● Set task:
Gather up the lines with the word "continuum" in them.

Saved data entries
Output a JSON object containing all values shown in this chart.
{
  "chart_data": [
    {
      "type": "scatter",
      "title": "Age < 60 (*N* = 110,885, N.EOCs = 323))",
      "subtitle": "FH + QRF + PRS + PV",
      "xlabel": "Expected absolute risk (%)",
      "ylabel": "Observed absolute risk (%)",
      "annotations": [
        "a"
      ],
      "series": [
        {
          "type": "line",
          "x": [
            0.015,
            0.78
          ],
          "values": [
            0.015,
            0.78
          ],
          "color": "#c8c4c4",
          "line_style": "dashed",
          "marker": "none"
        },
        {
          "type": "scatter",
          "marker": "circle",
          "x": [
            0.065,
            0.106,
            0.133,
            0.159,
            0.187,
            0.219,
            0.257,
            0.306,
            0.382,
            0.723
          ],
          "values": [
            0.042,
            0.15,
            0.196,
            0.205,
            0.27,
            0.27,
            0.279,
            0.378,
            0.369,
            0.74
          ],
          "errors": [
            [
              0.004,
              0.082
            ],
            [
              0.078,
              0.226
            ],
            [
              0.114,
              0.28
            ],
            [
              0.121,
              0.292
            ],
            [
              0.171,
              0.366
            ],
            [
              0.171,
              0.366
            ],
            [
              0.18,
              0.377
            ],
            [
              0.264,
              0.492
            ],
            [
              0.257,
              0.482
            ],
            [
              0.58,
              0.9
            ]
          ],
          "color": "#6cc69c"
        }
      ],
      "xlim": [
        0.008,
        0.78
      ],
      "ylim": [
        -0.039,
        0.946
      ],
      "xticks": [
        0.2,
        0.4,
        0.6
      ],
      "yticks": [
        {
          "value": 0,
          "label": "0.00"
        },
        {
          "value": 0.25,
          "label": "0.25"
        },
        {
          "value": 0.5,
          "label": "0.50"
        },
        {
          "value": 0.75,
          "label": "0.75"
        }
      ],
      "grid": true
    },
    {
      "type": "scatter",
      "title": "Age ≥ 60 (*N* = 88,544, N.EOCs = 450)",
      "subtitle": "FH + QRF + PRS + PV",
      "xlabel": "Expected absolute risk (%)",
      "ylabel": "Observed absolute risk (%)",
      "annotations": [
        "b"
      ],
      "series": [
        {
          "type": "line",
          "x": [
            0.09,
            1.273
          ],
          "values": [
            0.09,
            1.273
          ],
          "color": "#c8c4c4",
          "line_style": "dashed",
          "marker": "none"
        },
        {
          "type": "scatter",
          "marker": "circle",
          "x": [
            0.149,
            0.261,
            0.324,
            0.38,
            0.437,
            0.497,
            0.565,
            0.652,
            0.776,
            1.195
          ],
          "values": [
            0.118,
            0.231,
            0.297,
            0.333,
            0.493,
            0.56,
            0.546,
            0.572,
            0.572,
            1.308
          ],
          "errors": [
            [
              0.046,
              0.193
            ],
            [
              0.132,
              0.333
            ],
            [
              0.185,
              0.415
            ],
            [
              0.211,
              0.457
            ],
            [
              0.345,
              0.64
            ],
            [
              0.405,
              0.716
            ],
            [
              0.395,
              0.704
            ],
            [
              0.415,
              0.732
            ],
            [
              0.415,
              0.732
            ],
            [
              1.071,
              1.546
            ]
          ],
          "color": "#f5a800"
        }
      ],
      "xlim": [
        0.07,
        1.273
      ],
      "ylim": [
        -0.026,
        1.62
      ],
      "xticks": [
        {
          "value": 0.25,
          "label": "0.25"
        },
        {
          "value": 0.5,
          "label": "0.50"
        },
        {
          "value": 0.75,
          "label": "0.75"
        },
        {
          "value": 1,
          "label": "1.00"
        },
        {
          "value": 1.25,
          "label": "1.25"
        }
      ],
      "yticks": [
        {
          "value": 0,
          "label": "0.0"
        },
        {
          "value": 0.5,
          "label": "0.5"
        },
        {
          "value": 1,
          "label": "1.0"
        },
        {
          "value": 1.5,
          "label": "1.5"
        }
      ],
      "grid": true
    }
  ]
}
--
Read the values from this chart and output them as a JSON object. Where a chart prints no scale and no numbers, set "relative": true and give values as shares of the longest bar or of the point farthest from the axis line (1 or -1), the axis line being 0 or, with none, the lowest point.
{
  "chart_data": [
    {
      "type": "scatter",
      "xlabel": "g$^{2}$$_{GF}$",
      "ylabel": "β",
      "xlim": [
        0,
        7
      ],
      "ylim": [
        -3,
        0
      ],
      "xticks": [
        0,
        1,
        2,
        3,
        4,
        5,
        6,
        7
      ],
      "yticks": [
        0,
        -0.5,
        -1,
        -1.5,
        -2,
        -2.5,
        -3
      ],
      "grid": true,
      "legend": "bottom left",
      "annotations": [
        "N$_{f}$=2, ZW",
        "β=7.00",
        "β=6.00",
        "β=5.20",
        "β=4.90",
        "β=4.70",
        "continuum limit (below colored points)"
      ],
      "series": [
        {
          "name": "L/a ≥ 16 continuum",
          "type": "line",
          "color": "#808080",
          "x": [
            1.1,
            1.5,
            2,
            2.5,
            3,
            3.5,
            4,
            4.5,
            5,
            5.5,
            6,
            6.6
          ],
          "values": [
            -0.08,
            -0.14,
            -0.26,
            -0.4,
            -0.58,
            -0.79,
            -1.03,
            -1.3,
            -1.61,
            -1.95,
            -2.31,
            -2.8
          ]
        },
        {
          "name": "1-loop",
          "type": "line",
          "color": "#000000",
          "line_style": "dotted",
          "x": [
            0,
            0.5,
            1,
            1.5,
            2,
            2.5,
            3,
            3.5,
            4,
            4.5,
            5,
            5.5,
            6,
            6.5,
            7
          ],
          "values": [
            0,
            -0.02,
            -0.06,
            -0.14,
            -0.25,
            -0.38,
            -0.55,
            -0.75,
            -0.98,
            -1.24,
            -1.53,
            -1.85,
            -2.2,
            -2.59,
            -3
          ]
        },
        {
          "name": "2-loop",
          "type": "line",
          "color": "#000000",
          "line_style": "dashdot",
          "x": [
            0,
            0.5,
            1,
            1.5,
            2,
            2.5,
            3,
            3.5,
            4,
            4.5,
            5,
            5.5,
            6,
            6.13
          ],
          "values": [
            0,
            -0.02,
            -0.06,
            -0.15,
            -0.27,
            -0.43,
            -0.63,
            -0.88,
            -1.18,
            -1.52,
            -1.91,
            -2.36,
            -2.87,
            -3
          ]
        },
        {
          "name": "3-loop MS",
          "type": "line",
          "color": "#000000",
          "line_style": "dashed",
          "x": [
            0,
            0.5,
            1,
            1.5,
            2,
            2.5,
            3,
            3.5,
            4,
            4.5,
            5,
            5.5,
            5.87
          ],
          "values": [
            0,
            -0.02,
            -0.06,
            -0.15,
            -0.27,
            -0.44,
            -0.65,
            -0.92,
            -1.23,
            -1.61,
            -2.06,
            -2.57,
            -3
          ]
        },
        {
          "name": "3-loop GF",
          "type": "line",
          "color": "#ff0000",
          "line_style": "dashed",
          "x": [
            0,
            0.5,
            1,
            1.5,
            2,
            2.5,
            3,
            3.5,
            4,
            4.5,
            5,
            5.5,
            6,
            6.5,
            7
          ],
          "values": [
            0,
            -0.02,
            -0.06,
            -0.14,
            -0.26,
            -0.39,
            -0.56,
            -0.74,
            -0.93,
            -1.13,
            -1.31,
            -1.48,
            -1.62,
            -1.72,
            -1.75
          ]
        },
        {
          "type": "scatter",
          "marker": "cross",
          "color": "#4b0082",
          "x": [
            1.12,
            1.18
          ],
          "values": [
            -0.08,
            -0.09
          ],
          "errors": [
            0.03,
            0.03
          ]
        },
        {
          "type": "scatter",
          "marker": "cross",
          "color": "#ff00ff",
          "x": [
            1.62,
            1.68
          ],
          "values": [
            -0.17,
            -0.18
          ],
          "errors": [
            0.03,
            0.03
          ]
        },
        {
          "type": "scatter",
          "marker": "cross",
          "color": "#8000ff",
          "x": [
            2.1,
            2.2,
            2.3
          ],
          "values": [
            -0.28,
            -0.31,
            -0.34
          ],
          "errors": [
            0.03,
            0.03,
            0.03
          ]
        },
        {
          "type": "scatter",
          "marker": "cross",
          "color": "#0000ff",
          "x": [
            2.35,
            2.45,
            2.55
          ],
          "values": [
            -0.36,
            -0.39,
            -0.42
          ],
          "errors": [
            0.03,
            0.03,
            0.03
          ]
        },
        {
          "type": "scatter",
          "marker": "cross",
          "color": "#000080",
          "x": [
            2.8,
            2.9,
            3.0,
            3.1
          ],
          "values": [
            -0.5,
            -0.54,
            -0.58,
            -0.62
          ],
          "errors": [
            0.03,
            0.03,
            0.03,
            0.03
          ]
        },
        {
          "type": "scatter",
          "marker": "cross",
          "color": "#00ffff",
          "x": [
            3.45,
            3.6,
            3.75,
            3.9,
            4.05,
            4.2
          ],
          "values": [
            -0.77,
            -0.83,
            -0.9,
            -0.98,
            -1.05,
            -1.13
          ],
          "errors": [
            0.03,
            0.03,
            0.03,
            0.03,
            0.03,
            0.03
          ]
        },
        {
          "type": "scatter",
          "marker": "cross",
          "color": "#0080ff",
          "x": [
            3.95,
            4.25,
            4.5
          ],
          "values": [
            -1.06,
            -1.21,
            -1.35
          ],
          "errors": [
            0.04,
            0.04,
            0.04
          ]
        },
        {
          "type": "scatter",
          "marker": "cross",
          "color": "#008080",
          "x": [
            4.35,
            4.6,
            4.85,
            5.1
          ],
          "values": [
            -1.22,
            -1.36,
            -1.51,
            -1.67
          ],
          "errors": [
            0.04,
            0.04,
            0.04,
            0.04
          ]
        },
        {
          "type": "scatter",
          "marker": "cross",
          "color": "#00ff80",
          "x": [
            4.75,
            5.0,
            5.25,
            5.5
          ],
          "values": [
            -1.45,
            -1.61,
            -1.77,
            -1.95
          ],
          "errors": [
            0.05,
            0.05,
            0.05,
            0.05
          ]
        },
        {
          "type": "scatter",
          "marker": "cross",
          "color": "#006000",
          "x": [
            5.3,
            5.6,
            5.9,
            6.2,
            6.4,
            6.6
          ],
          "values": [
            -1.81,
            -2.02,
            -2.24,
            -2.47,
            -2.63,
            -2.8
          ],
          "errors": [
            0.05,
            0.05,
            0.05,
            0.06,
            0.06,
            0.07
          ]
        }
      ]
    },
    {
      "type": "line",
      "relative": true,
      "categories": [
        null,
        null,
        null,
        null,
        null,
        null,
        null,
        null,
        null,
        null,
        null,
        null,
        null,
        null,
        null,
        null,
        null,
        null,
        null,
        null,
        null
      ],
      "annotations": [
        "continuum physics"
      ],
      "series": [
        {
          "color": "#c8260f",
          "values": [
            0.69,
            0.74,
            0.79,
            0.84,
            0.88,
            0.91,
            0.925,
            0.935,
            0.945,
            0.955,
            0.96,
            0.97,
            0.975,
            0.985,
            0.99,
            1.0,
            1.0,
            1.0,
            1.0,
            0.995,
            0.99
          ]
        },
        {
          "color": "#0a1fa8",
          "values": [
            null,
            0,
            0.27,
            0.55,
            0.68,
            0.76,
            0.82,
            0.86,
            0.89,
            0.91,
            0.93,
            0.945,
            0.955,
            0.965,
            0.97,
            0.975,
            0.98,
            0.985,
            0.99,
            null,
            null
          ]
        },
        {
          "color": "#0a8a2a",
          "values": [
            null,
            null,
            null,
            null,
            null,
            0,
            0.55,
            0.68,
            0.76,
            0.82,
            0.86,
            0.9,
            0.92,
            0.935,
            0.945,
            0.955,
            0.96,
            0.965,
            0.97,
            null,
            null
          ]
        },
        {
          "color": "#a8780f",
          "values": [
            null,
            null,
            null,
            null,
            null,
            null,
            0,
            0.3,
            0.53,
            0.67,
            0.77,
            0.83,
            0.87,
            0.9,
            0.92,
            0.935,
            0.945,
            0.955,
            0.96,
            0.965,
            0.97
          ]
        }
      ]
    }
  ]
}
* * *
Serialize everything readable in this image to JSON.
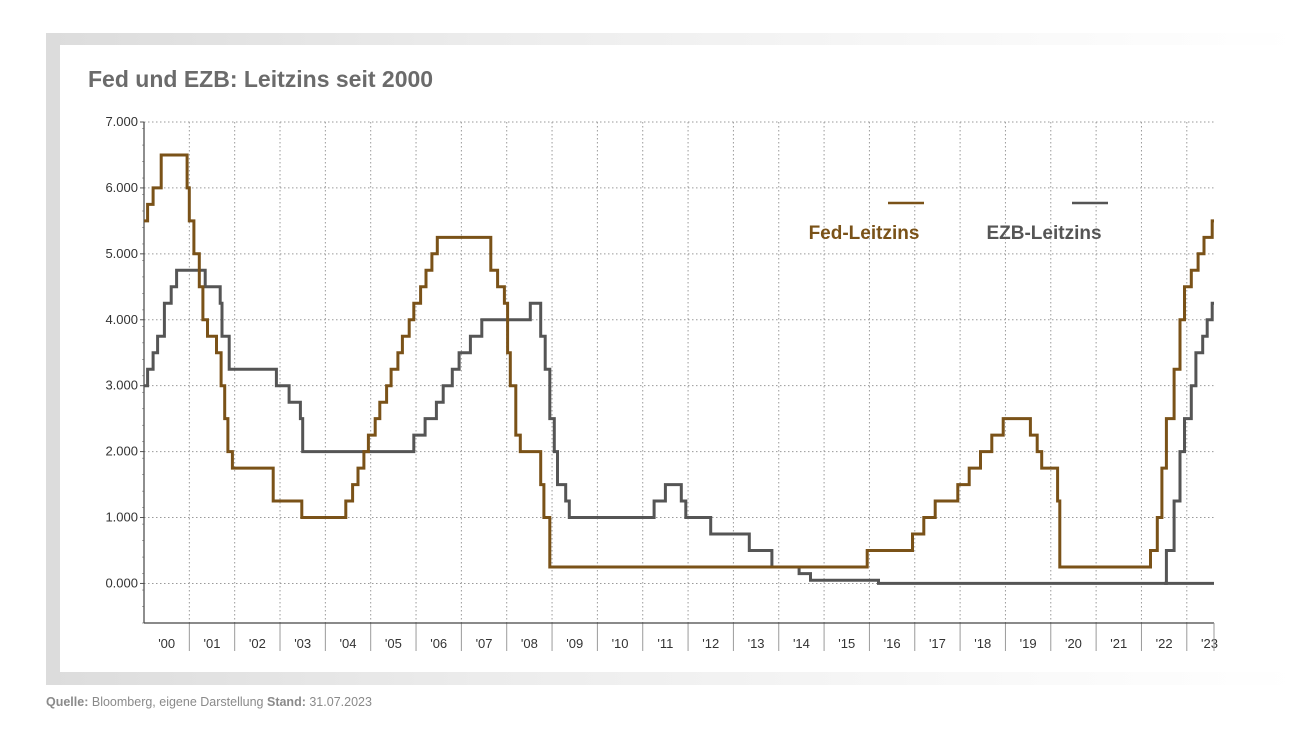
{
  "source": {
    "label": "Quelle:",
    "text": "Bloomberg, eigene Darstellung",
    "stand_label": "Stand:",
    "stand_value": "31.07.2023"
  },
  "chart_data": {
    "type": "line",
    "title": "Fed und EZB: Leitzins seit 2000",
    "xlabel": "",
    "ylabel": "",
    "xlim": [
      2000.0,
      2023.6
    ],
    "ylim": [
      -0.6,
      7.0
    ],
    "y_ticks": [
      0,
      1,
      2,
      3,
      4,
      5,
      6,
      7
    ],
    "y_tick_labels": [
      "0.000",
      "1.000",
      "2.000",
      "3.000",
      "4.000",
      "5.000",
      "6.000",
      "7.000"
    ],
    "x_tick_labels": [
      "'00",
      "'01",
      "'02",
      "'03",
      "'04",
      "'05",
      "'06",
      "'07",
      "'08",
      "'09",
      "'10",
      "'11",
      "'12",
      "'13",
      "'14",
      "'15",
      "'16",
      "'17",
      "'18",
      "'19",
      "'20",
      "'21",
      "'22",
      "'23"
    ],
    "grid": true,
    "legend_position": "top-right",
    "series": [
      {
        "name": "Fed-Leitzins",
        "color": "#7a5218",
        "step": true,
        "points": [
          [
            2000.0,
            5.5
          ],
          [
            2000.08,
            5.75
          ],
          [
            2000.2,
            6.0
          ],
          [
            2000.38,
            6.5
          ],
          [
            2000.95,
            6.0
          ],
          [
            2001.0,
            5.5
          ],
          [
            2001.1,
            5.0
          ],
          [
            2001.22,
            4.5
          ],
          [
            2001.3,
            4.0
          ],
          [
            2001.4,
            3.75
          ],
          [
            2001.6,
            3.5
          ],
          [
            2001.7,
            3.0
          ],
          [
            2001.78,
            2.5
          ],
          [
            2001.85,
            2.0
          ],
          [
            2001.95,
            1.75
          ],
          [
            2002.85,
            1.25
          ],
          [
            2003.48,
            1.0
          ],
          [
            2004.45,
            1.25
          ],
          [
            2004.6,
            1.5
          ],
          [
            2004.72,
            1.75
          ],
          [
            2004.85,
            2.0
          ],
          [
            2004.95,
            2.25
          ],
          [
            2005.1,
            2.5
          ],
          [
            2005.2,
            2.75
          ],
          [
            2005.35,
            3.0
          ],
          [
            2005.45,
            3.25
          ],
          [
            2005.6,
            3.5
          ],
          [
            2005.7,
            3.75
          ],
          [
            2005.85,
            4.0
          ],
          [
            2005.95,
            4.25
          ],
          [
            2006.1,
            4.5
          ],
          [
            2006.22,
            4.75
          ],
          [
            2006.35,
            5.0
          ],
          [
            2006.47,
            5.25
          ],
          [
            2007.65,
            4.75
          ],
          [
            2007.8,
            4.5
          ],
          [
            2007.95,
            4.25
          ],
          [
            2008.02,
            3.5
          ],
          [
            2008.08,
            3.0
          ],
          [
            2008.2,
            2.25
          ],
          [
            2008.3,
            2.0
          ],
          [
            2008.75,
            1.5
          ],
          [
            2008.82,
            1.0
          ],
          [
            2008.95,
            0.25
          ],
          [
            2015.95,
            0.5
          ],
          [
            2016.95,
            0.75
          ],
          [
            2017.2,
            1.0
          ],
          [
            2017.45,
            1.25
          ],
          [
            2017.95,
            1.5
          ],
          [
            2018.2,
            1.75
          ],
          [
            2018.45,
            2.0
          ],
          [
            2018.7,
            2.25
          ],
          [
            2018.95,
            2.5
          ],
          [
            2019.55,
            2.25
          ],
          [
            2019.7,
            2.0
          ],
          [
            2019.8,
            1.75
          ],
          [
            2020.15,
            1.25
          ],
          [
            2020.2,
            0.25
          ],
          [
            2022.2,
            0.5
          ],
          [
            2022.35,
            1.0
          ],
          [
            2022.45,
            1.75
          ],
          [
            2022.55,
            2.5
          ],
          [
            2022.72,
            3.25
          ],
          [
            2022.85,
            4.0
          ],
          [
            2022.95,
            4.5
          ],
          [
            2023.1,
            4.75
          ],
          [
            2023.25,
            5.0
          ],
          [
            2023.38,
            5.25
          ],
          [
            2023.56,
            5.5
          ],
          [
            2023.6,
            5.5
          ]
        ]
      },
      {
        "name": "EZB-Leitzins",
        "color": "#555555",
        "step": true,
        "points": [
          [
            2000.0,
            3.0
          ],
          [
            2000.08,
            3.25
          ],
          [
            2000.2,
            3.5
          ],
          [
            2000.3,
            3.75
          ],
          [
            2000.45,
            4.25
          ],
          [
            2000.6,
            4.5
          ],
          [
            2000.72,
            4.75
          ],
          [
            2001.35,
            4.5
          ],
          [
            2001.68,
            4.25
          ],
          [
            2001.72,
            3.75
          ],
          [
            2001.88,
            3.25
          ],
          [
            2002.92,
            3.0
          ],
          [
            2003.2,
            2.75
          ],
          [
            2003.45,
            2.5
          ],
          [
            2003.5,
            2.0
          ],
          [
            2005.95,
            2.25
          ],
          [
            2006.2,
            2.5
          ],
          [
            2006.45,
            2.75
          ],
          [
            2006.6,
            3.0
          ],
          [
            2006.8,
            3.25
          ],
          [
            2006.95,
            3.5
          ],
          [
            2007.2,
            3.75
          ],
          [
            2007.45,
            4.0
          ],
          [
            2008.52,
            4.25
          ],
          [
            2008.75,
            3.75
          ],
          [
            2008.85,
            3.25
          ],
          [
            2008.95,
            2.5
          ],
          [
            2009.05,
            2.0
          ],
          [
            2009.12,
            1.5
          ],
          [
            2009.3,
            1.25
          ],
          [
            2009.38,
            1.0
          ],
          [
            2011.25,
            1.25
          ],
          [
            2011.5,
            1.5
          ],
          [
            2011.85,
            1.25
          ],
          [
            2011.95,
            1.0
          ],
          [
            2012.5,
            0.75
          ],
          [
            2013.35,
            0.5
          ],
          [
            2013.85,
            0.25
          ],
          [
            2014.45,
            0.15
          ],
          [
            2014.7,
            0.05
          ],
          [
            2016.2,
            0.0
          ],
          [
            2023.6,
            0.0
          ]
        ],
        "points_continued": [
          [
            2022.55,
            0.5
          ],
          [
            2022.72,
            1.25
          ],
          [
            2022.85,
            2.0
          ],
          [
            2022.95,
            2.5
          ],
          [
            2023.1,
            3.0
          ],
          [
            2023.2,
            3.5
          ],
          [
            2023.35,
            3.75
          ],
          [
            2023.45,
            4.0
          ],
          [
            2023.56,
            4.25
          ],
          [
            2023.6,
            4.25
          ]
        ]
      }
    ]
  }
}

● Solution for this exercise:
        "continuum limit (below colored points)"
          "name": "L/a ≥ 16 continuum",
        "continuum physics"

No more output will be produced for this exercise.